■ Rows:
^^^^^^^^^^^^^^^^

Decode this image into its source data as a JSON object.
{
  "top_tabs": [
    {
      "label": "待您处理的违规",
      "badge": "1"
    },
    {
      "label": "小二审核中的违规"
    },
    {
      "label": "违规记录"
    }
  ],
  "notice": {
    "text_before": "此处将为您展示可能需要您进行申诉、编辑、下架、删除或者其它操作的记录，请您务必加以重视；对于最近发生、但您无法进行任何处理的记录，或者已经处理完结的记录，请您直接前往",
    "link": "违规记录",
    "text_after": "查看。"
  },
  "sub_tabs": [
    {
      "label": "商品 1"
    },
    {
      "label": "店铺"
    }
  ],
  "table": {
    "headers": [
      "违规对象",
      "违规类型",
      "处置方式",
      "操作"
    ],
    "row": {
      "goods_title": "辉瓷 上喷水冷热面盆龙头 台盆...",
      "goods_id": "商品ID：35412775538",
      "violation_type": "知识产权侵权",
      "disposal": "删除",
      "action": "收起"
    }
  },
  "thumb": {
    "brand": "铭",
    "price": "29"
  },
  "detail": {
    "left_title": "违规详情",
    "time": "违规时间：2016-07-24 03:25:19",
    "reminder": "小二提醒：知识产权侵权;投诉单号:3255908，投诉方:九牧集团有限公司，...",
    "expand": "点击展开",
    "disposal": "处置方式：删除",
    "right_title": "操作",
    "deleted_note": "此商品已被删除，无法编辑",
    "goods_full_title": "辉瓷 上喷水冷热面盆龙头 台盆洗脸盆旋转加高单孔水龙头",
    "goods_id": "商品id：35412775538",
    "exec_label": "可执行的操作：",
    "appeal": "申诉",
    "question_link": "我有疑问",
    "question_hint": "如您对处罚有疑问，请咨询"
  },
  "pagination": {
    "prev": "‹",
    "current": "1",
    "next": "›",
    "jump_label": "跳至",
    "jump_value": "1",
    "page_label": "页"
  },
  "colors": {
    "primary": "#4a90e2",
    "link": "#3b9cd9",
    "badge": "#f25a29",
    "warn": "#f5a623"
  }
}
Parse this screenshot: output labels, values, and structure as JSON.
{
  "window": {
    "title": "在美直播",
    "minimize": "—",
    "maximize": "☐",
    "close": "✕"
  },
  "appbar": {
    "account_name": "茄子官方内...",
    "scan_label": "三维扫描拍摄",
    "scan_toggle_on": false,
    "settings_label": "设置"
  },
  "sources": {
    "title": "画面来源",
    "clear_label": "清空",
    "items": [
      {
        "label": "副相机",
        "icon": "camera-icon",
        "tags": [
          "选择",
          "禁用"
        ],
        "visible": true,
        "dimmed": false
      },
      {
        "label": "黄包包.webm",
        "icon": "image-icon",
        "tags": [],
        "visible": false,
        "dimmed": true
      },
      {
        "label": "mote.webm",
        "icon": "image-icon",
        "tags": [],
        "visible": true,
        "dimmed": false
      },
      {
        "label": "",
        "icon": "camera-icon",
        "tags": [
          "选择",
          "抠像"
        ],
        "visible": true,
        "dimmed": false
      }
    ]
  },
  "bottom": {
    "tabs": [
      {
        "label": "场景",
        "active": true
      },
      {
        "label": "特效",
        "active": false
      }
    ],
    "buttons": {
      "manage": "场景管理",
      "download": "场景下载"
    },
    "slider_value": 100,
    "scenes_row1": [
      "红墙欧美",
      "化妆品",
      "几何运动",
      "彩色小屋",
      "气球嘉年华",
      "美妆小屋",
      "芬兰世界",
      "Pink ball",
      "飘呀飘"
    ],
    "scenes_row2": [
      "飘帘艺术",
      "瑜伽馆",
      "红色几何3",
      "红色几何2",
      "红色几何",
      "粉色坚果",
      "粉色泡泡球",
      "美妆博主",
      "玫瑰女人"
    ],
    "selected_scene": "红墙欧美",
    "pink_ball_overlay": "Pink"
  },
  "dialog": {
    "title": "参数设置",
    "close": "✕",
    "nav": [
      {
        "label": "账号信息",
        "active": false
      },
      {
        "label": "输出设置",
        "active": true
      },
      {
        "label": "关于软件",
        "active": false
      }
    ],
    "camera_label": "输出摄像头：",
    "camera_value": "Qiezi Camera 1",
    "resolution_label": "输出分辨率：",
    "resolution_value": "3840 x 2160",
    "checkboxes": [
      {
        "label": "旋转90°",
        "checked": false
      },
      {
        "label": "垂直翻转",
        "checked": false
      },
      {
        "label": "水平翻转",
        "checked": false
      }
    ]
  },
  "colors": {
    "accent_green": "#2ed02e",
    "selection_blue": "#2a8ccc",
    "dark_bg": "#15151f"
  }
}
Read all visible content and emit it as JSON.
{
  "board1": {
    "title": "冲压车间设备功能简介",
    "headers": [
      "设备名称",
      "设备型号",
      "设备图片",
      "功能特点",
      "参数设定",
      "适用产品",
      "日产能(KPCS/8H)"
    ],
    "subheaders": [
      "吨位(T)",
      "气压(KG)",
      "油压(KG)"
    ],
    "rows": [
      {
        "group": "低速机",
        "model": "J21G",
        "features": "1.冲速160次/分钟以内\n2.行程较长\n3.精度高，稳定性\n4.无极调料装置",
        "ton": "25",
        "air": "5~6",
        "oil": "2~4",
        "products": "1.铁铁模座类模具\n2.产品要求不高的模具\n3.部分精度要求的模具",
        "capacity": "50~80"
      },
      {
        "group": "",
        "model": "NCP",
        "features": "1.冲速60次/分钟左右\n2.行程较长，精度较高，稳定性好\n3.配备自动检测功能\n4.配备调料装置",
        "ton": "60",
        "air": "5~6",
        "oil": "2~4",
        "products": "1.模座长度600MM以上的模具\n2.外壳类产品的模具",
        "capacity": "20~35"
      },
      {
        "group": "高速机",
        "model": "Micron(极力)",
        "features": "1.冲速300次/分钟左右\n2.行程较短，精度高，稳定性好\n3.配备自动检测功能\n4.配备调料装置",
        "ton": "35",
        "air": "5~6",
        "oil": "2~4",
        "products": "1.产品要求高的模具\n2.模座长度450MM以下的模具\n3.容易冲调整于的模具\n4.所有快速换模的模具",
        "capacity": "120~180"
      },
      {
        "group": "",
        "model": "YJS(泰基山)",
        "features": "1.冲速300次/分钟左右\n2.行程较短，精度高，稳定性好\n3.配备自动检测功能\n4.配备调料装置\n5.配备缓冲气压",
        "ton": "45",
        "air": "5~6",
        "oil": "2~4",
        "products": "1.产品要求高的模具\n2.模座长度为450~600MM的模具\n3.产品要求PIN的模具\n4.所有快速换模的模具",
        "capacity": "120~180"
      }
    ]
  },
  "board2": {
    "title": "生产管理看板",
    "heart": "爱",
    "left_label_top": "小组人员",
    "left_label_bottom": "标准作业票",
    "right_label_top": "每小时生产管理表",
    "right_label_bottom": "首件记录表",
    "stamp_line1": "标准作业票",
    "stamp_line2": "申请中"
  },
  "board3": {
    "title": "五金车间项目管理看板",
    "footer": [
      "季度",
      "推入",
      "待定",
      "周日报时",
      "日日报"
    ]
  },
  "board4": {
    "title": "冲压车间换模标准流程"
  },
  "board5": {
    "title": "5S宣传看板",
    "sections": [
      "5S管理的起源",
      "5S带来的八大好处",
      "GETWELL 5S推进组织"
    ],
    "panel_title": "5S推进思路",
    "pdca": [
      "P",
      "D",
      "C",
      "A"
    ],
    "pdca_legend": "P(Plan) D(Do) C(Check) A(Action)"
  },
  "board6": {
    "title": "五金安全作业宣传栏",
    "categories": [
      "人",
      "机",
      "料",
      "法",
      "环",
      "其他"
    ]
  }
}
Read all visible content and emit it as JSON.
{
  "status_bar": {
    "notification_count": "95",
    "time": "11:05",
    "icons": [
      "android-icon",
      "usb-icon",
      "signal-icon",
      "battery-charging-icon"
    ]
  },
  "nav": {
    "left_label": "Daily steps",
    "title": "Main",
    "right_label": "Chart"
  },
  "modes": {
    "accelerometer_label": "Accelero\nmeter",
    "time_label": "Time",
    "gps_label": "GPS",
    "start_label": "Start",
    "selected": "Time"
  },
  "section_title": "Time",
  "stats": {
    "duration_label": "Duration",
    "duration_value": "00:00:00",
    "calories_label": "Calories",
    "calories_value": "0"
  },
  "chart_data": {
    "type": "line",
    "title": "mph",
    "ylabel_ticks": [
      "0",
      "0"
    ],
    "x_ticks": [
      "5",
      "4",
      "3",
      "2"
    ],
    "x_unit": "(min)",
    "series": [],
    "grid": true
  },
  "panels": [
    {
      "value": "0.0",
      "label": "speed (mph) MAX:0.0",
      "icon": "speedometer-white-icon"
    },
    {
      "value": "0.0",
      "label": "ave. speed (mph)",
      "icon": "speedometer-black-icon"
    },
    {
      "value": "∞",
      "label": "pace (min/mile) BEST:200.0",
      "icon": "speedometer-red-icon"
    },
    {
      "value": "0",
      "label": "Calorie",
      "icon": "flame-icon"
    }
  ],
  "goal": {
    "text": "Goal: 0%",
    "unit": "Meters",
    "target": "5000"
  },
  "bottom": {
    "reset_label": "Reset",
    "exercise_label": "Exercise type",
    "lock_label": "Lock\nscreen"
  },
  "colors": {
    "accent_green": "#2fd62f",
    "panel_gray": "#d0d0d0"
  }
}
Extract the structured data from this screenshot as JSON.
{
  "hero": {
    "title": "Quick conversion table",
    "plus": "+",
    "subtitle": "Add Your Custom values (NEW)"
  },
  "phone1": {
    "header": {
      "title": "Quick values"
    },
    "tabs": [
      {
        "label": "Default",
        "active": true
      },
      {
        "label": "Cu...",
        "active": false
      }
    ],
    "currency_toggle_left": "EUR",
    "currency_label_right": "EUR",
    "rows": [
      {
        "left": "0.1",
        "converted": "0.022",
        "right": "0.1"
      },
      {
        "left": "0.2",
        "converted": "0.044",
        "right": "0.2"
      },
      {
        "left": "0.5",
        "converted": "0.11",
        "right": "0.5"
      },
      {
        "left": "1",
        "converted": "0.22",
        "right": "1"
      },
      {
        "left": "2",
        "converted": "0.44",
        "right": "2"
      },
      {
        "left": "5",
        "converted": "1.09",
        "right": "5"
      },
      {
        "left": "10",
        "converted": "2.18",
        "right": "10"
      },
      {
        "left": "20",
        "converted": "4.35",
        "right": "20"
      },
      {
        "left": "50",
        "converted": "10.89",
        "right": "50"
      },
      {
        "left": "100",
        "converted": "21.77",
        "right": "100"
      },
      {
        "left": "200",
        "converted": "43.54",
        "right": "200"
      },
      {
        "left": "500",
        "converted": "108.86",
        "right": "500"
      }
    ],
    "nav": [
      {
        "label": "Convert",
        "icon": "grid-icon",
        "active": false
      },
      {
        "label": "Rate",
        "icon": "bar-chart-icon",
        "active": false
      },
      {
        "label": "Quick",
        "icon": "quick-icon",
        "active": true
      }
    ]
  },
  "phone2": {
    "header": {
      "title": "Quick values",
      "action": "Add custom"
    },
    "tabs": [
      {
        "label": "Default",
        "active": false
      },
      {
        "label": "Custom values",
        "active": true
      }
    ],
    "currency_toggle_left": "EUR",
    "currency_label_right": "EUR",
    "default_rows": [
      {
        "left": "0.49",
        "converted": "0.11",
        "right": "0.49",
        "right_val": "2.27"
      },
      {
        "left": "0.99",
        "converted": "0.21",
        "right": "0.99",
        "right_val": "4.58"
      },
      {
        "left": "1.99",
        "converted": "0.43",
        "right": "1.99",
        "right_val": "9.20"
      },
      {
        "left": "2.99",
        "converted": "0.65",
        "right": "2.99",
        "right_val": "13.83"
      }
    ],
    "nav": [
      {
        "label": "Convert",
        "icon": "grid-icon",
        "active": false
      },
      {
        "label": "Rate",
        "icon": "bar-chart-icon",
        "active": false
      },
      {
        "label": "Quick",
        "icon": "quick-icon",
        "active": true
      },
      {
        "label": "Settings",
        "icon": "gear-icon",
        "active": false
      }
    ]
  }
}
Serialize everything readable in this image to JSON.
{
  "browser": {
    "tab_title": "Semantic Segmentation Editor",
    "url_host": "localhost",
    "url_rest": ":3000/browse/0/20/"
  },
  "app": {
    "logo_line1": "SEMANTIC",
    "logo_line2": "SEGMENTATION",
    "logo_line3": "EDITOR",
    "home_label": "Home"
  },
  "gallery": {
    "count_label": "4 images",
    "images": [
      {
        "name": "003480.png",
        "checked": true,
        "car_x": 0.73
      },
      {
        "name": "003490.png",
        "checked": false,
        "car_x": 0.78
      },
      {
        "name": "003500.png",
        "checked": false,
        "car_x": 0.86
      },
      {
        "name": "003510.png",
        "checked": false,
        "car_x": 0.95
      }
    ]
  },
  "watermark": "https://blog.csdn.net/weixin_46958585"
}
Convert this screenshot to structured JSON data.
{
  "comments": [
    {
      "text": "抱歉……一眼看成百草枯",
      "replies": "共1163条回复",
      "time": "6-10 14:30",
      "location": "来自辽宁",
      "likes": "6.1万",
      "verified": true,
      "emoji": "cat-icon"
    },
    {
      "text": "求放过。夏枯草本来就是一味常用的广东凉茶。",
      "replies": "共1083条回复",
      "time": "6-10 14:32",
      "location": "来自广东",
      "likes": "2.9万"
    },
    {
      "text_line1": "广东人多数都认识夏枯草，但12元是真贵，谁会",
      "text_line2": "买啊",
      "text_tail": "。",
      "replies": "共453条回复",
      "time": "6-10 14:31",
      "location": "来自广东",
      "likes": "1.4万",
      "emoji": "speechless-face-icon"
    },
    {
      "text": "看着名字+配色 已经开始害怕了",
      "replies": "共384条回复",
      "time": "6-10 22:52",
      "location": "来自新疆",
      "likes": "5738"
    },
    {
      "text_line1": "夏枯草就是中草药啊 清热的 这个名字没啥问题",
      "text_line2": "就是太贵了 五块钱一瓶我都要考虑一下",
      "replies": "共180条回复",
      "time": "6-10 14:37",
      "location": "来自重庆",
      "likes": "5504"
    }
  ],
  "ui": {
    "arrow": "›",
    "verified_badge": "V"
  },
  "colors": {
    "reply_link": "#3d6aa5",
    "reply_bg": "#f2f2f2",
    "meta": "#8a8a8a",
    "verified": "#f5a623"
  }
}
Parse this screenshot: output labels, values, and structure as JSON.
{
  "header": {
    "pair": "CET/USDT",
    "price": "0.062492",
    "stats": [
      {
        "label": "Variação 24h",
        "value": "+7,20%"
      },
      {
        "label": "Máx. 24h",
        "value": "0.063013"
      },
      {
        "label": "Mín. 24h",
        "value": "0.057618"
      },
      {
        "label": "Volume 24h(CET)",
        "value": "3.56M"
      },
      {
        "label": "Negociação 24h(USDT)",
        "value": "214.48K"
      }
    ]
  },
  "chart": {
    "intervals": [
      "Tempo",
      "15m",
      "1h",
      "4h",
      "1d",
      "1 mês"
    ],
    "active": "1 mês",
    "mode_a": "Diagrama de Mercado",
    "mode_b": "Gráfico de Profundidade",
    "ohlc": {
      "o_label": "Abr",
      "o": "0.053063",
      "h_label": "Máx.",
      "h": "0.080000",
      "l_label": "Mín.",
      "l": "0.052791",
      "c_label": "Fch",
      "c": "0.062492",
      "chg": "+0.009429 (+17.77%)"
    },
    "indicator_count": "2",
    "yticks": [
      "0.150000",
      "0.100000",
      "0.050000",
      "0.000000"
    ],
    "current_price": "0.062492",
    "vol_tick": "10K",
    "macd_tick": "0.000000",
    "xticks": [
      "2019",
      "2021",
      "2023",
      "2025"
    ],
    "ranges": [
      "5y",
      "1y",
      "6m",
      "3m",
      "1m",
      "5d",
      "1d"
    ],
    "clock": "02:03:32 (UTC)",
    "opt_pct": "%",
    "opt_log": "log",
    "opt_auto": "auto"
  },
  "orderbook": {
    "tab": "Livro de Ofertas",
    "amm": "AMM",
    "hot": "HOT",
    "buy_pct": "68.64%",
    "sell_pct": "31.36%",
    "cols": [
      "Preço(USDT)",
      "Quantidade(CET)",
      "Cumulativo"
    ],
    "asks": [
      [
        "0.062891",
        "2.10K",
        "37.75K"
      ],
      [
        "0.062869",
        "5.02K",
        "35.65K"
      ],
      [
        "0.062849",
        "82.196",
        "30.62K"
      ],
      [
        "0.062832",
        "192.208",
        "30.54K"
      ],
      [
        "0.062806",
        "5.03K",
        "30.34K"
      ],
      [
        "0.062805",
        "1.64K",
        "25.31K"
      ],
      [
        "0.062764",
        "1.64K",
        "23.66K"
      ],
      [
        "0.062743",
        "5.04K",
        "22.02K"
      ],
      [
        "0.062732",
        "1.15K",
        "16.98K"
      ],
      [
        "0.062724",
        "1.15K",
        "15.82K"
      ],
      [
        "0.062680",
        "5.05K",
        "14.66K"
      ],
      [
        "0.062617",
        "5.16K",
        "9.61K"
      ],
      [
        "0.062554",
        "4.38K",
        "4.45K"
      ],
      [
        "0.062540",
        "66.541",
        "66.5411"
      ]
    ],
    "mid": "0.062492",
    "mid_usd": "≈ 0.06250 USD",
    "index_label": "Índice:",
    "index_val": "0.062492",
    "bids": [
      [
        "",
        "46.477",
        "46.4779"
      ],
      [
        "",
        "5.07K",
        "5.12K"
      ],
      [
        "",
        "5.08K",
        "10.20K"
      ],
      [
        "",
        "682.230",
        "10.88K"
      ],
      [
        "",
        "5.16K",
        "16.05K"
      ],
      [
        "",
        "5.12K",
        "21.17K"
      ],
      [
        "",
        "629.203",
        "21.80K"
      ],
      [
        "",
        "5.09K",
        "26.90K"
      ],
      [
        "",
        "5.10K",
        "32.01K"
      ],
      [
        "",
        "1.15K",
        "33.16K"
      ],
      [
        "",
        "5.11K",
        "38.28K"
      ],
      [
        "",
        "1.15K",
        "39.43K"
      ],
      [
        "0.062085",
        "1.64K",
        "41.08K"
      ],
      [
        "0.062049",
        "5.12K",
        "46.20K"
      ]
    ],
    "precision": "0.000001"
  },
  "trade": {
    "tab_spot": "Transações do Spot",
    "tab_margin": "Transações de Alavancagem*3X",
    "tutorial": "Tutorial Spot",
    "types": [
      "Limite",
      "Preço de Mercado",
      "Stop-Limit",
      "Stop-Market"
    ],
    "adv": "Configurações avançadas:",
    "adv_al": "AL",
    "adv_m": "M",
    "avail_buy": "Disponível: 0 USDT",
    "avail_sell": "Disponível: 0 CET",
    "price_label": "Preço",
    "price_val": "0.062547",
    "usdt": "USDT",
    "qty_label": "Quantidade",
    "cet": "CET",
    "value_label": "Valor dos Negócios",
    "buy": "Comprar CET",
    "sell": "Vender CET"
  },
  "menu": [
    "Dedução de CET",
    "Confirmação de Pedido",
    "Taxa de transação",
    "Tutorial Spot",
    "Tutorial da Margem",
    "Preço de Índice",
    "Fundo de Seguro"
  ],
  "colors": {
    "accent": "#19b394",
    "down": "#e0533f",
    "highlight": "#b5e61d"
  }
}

^^^^^^^^^^^^^^^^

Scan the material above. Extract every line in which the word "Transações" occurs.

    "tab_spot": "Transações do Spot",
    "tab_margin": "Transações de Alavancagem*3X",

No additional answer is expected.